__Task requirements__
Please swap "handheld electronic device" for "portable electronic device" wherever it occurs in the items below and write them out again with nothing else changed. Omit the pictures from your answer.

(Data records)
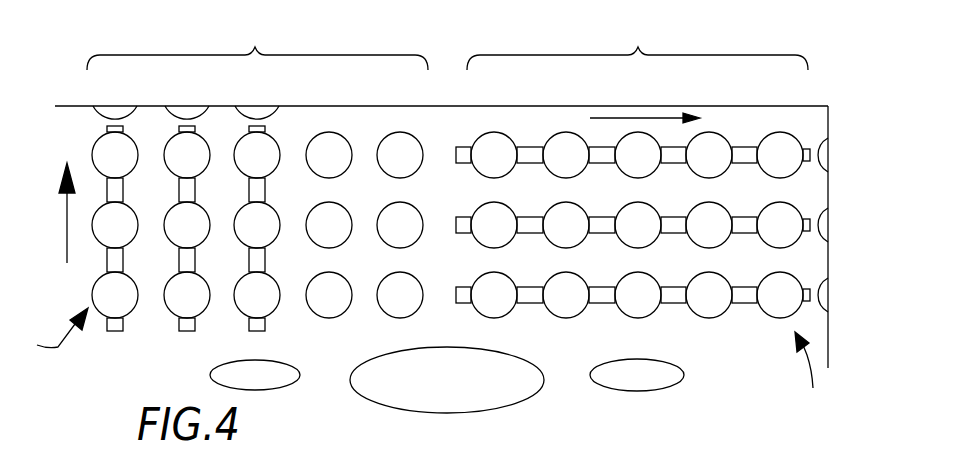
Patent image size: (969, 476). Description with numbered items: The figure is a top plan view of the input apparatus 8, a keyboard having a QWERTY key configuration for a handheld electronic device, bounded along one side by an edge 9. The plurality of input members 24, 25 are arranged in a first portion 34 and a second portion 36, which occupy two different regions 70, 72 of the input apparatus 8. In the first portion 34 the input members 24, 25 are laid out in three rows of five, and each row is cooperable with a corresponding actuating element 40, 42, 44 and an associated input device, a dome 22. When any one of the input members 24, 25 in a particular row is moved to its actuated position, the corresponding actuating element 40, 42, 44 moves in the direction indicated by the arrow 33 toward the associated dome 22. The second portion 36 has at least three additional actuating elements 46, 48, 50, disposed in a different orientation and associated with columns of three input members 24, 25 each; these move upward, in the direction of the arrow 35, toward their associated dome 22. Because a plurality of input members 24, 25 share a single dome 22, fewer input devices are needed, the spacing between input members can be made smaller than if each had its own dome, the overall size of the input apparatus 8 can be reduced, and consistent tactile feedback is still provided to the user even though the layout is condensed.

The input apparatus 8 is at (727, 413).
The edge of sheet 9 is at (828, 338).
The dome 22 is at (107, 108).
The input member 24 is at (175, 152).
The input member 25 is at (132, 225).
The arrow 33 is at (617, 117).
The first portion 34 is at (810, 376).
The arrow 35 is at (66, 214).
The second portion 36 is at (51, 335).
The actuating element 40 is at (745, 304).
The actuating element 42 is at (467, 217).
The actuating element 44 is at (527, 164).
The actuating element 46 is at (106, 328).
The actuating element 48 is at (178, 327).
The actuating element 50 is at (248, 326).
The region 70 is at (637, 45).
The region 72 is at (257, 45).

__Exercise answer__
Patent image size: (969, 476). Description with numbered items: The figure is a top plan view of the input apparatus 8, a keyboard having a QWERTY key configuration for a portable electronic device, bounded along one side by an edge 9. The plurality of input members 24, 25 are arranged in a first portion 34 and a second portion 36, which occupy two different regions 70, 72 of the input apparatus 8. In the first portion 34 the input members 24, 25 are laid out in three rows of five, and each row is cooperable with a corresponding actuating element 40, 42, 44 and an associated input device, a dome 22. When any one of the input members 24, 25 in a particular row is moved to its actuated position, the corresponding actuating element 40, 42, 44 moves in the direction indicated by the arrow 33 toward the associated dome 22. The second portion 36 has at least three additional actuating elements 46, 48, 50, disposed in a different orientation and associated with columns of three input members 24, 25 each; these move upward, in the direction of the arrow 35, toward their associated dome 22. Because a plurality of input members 24, 25 share a single dome 22, fewer input devices are needed, the spacing between input members can be made smaller than if each had its own dome, the overall size of the input apparatus 8 can be reduced, and consistent tactile feedback is still provided to the user even though the layout is condensed.

The input apparatus 8 is at (727, 413).
The edge of sheet 9 is at (828, 338).
The dome 22 is at (107, 108).
The input member 24 is at (175, 152).
The input member 25 is at (132, 225).
The arrow 33 is at (617, 117).
The first portion 34 is at (810, 376).
The arrow 35 is at (66, 214).
The second portion 36 is at (51, 335).
The actuating element 40 is at (745, 304).
The actuating element 42 is at (467, 217).
The actuating element 44 is at (527, 164).
The actuating element 46 is at (106, 328).
The actuating element 48 is at (178, 327).
The actuating element 50 is at (248, 326).
The region 70 is at (637, 45).
The region 72 is at (257, 45).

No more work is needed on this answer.